▶ Request
How many lines in the rows below contain the string "Steps"? Give only the number.

Spatial annotation entries
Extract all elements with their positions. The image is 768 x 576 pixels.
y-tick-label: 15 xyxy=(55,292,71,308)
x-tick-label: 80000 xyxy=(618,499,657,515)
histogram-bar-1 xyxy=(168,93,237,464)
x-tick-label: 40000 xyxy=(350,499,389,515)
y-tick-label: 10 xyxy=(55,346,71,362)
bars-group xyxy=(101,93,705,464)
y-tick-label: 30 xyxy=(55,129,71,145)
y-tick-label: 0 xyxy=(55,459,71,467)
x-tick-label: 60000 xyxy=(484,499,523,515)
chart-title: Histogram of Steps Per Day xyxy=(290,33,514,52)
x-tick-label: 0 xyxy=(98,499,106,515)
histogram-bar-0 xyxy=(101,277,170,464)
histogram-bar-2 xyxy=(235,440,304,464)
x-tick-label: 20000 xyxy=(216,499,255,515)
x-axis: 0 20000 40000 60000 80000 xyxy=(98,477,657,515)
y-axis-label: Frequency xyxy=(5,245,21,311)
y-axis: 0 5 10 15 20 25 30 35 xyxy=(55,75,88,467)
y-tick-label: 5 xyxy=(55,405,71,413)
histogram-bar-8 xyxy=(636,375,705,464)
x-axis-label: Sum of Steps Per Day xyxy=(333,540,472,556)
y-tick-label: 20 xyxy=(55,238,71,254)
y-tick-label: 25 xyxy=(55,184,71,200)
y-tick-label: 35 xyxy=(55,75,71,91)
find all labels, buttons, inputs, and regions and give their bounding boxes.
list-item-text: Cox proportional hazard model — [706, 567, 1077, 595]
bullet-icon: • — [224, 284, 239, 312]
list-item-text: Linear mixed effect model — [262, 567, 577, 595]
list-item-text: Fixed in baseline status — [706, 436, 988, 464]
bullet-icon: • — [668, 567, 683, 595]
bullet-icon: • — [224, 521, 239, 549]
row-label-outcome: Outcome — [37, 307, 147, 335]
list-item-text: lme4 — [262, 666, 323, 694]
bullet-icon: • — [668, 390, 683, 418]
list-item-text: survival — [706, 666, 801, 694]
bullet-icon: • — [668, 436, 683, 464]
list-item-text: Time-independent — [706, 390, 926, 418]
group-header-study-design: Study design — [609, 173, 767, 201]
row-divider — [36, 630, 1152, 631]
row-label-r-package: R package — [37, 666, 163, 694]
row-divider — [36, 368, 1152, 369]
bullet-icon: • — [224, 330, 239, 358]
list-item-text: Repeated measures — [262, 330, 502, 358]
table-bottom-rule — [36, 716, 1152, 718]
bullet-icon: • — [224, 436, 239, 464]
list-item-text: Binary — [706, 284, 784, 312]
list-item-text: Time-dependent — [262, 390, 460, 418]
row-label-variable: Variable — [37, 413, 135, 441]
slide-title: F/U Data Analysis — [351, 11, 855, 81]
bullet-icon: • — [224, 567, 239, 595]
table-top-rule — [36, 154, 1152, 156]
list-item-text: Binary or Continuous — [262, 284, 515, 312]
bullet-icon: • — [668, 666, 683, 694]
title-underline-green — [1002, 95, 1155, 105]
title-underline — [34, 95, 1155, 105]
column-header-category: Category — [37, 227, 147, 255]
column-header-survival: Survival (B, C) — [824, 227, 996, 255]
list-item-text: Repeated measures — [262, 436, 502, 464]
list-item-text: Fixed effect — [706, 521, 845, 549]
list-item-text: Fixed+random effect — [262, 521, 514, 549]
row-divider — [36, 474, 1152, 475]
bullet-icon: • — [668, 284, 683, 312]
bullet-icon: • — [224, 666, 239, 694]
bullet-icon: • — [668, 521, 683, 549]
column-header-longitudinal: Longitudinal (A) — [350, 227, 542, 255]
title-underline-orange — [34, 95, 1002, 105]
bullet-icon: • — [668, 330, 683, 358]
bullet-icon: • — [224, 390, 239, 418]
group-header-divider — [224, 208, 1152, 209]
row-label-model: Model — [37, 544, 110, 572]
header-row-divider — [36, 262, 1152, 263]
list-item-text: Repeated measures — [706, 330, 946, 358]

▶ Solution to the exercise
2